Task brief
Go through the material and pull out every line with the string "visc" in it.
>> Start Data records
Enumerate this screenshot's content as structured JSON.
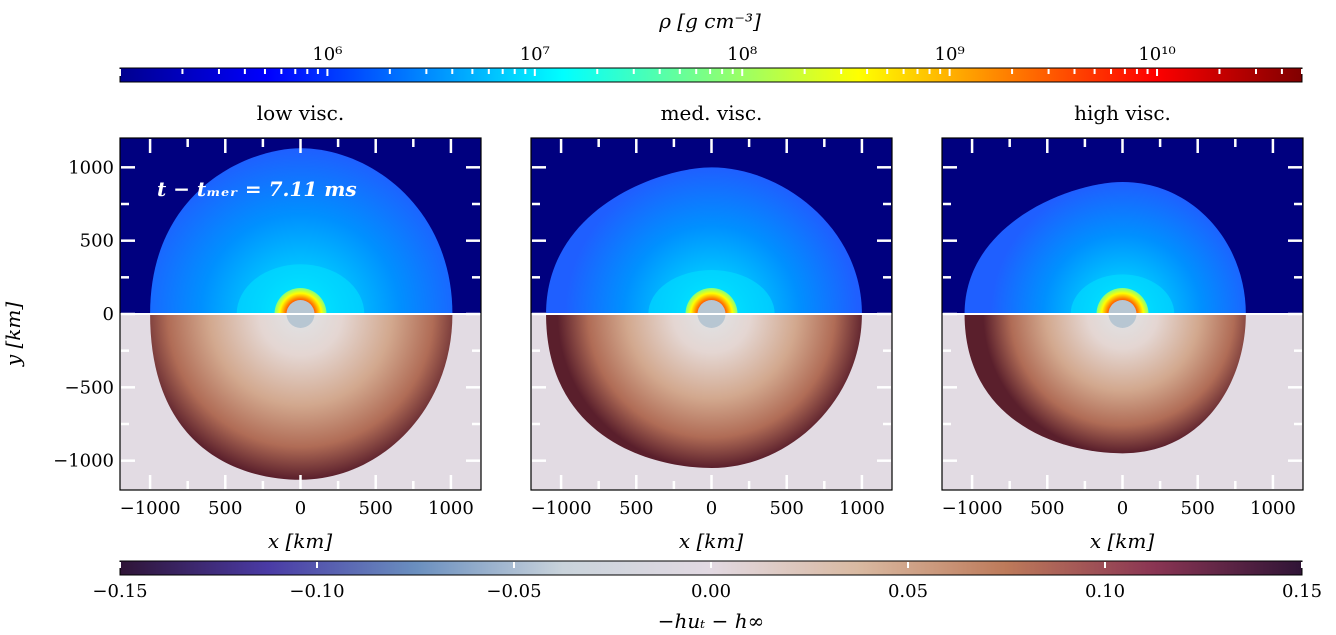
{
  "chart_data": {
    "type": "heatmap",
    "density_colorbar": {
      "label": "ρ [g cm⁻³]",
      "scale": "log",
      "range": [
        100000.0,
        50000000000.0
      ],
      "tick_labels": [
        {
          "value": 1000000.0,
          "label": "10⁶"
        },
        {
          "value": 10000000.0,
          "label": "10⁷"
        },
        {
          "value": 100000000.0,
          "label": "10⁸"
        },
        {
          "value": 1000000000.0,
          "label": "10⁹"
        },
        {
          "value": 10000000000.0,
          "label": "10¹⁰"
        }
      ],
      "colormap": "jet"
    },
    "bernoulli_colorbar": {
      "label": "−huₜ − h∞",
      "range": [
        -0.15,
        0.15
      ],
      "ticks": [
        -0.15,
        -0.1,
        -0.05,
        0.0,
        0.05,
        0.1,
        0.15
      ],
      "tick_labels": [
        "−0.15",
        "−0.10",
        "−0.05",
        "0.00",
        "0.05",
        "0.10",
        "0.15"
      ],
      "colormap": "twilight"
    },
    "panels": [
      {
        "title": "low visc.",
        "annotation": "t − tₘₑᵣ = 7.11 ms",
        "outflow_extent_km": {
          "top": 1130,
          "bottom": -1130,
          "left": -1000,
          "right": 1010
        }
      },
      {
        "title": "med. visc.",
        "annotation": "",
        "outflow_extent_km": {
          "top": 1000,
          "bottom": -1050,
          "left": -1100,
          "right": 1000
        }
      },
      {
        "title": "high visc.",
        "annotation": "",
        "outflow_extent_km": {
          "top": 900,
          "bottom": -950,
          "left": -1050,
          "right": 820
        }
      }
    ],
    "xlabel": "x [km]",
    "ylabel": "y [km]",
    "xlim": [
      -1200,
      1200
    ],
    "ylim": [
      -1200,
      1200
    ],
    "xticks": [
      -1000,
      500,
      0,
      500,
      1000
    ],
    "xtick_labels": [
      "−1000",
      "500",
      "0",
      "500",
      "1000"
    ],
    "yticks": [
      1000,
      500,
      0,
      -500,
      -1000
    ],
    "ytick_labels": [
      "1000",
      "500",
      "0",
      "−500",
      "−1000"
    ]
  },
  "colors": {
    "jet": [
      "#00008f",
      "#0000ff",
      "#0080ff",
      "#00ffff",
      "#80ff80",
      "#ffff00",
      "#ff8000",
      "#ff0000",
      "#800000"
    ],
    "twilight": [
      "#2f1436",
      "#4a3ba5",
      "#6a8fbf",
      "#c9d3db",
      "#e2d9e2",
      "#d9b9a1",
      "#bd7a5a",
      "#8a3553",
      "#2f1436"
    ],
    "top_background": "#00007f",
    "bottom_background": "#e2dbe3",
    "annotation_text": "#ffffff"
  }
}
>> End Data records
>> Start Data records
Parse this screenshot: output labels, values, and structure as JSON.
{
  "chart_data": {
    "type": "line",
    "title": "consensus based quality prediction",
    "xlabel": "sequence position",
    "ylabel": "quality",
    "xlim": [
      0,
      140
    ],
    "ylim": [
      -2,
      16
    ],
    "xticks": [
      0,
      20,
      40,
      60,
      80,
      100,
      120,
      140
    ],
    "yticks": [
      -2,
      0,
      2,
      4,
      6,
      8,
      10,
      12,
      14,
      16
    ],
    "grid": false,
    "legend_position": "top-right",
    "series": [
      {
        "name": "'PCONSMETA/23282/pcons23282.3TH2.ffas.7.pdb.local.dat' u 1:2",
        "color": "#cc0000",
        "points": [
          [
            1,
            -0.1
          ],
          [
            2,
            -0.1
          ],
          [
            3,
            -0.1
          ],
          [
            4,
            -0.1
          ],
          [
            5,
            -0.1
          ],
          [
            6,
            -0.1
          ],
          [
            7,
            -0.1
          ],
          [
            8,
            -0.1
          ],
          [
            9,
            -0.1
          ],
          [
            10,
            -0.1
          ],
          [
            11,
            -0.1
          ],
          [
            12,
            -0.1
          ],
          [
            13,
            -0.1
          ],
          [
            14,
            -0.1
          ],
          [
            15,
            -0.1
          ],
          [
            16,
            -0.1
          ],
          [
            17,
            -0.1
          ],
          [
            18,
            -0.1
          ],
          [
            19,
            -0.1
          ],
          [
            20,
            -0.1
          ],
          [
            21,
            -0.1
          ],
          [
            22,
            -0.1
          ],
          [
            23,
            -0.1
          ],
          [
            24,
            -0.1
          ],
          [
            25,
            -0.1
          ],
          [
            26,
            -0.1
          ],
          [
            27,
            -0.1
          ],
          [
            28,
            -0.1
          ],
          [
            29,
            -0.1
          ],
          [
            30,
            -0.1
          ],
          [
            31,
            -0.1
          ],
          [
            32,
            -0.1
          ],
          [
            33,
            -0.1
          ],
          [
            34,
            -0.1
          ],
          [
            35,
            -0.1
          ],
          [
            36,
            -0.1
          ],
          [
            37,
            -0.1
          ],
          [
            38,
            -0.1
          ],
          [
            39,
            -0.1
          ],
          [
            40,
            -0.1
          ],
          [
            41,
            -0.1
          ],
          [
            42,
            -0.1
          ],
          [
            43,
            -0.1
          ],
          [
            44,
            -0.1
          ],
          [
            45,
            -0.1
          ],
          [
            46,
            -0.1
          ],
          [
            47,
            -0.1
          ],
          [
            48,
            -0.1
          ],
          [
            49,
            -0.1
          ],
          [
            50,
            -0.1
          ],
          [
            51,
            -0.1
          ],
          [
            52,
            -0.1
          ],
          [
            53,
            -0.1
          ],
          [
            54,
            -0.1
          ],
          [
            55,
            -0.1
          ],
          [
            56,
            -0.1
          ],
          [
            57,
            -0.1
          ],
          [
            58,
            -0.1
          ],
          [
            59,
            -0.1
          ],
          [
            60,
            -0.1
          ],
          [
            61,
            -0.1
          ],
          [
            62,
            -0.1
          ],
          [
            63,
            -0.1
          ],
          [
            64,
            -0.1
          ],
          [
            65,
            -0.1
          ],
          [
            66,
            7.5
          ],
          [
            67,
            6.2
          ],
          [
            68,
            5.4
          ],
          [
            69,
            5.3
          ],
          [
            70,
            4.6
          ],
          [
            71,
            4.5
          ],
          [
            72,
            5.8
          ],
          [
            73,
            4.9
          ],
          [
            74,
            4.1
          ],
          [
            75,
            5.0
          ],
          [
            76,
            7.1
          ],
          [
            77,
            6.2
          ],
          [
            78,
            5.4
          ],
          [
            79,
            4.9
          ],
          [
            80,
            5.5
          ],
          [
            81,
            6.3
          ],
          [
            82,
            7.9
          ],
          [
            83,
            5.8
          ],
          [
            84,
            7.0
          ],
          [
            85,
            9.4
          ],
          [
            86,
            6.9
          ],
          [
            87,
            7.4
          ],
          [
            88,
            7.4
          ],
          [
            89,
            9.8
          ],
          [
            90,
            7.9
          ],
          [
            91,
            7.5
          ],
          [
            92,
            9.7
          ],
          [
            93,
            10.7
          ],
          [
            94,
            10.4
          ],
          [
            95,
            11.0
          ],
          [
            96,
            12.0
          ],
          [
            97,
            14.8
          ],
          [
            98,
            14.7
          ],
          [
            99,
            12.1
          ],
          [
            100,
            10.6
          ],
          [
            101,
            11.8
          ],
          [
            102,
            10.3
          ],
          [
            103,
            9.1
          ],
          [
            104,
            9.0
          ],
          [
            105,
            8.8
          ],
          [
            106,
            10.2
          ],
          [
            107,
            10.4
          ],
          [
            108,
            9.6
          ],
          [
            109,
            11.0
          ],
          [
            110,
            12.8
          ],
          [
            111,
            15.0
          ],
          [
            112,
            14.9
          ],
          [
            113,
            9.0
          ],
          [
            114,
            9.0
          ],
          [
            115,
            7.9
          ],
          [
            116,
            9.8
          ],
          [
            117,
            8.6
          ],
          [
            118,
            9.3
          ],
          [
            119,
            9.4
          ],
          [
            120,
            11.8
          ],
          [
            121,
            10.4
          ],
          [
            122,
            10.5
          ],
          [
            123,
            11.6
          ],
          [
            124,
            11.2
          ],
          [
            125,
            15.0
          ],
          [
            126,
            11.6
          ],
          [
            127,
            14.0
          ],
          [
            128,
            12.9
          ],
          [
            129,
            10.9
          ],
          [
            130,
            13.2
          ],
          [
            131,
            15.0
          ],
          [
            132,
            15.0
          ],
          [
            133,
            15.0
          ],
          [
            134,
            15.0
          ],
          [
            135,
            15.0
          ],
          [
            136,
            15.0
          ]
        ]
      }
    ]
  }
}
>> End Data records
>> Start Data records
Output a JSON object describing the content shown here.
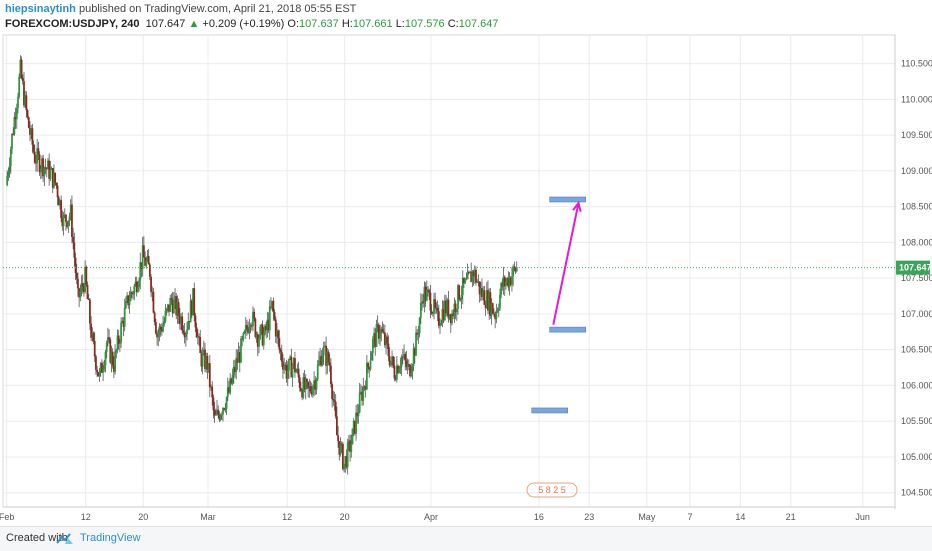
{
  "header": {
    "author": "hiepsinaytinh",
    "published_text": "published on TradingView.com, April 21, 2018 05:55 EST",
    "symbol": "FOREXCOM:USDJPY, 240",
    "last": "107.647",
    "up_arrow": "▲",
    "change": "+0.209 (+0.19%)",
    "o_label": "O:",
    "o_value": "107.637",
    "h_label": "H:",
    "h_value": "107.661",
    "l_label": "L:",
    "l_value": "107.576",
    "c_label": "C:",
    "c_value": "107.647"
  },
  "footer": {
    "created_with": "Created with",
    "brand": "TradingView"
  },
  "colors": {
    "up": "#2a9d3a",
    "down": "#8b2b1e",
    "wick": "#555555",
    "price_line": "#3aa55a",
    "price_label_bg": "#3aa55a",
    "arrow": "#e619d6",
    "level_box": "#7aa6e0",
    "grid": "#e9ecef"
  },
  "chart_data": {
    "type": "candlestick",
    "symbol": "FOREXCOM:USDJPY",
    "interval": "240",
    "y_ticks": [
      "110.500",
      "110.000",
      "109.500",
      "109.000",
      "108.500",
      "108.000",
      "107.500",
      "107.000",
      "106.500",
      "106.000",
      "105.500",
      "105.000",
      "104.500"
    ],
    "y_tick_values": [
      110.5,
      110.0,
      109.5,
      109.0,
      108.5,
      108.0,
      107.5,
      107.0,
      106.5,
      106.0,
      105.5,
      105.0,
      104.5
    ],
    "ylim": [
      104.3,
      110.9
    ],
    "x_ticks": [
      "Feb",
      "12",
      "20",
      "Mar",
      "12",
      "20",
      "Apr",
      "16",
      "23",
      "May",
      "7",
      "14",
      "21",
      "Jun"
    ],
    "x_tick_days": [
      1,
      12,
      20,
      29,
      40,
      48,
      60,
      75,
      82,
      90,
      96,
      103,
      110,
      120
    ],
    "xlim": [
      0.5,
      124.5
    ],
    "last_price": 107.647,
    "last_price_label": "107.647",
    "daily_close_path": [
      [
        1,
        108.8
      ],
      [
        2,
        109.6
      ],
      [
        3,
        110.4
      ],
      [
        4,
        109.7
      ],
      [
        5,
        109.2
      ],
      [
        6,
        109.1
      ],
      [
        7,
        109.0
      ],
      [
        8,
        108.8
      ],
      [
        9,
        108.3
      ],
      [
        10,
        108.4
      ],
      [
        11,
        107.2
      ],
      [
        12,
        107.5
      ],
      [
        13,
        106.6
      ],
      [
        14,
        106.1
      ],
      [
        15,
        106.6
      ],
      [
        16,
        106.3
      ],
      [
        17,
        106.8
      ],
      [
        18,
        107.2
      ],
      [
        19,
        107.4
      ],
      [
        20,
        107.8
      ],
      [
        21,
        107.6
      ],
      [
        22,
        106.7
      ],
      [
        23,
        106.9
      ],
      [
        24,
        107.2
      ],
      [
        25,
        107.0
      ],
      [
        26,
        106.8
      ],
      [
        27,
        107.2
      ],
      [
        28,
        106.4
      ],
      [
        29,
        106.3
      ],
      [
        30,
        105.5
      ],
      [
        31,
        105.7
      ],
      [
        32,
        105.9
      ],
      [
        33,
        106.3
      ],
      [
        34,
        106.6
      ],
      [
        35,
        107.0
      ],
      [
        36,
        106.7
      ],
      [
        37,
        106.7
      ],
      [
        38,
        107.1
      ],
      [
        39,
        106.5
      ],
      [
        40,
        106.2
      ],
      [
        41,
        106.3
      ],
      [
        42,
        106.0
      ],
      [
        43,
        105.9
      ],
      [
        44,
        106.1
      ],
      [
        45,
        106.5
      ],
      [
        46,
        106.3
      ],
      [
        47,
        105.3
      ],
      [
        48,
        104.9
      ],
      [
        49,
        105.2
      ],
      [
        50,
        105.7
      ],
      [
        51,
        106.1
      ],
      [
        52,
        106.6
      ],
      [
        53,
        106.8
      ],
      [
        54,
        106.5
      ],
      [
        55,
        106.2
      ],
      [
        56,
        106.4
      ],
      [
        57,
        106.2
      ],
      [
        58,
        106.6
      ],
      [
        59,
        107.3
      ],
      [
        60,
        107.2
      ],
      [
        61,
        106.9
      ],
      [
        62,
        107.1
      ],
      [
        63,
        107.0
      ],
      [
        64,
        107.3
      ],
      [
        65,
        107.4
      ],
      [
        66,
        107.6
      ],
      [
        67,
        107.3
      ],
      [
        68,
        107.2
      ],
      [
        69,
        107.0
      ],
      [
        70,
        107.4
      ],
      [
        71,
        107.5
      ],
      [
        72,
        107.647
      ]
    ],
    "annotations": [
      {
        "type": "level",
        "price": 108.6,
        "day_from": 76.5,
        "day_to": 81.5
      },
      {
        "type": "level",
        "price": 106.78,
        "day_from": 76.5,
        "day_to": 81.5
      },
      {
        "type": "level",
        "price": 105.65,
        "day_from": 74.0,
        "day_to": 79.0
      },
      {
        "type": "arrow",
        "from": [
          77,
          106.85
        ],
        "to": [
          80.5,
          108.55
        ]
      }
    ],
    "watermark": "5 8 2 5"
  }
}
>> End Data records
Written response
        "title": "low visc.",
        "title": "med. visc.",
        "title": "high visc.",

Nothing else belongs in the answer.